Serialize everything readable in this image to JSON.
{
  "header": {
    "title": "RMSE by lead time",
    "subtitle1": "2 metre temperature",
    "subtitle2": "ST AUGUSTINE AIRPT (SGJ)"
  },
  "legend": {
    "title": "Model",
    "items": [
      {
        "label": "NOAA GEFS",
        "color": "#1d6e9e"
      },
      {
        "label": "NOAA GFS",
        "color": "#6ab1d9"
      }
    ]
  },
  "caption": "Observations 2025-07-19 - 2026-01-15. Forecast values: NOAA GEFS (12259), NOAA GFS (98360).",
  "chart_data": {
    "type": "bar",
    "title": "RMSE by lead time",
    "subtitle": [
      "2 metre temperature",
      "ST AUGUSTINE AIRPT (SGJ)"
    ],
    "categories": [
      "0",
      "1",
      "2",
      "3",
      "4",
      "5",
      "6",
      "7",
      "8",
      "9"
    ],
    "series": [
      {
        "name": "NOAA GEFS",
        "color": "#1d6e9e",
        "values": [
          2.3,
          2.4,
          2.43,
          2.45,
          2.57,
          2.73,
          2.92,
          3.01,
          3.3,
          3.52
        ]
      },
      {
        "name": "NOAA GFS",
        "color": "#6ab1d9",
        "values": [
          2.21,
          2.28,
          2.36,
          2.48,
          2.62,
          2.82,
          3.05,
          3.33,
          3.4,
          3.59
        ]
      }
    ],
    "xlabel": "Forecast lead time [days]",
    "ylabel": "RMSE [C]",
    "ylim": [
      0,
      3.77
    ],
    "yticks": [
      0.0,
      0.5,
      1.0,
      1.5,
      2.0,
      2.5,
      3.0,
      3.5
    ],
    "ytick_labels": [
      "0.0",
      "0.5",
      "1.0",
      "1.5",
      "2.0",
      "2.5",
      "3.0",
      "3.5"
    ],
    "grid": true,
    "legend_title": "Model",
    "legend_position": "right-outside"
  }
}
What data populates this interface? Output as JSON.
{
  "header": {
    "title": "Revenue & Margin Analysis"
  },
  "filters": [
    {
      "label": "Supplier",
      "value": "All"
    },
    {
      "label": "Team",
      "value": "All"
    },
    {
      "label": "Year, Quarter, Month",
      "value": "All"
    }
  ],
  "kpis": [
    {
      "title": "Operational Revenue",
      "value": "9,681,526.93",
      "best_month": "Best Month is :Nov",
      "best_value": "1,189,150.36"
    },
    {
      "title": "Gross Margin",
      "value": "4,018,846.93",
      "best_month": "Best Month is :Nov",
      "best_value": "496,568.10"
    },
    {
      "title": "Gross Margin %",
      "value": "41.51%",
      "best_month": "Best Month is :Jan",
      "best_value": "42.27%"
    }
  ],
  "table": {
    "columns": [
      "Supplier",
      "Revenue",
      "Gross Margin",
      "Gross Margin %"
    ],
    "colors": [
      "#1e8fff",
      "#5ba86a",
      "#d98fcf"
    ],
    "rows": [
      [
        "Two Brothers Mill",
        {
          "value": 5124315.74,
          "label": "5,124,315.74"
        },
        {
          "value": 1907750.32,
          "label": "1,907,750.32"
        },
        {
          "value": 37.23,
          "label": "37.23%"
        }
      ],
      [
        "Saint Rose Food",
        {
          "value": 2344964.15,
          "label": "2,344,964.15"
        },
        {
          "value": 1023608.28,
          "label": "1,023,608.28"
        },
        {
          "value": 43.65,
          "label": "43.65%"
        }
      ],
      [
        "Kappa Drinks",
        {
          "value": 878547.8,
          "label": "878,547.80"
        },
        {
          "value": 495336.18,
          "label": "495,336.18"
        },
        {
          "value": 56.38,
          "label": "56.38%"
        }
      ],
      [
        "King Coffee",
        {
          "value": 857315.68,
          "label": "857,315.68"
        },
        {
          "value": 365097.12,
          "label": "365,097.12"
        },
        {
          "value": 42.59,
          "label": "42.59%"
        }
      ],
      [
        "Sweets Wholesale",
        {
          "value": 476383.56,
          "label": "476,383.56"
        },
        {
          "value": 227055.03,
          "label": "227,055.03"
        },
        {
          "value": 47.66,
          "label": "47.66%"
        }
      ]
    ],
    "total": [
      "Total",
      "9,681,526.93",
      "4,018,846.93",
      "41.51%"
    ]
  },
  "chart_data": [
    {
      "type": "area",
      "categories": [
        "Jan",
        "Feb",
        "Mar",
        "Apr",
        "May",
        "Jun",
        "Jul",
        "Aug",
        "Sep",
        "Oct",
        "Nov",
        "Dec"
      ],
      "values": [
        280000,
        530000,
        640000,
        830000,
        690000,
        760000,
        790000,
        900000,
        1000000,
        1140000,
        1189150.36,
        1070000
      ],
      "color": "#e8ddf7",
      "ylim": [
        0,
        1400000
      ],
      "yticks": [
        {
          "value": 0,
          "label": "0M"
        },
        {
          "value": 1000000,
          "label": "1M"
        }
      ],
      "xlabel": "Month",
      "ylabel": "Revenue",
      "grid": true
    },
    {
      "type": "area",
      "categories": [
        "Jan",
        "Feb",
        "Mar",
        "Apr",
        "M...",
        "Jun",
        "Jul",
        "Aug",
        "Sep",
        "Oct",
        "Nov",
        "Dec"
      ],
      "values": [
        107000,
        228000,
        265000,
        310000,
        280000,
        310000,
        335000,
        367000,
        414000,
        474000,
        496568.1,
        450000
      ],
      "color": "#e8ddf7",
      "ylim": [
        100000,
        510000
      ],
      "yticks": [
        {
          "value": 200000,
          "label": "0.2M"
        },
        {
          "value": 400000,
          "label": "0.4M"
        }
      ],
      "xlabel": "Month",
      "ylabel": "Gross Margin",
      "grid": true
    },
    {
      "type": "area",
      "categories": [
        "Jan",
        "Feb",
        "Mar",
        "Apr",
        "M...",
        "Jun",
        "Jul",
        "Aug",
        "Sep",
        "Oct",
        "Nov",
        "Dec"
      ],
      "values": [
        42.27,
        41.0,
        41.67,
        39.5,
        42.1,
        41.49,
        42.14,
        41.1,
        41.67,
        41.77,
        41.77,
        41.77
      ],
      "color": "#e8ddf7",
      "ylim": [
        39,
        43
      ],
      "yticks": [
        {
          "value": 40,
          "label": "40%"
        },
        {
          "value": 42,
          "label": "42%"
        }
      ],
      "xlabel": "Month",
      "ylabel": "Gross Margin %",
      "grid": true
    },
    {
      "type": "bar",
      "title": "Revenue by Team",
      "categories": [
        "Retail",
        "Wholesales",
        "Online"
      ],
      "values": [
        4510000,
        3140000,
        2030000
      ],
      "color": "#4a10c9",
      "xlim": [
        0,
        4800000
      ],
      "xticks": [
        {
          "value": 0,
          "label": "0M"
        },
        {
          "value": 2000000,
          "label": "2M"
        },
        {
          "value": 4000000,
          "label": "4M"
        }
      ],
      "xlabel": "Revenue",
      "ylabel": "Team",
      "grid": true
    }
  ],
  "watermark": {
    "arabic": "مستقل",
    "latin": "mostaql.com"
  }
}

------

**Stated goal**: Copy down every line of the material above that includes the string "JSON".

**Exercise response**:
Serialize everything readable in this image to JSON.
What data populates this interface? Output as JSON.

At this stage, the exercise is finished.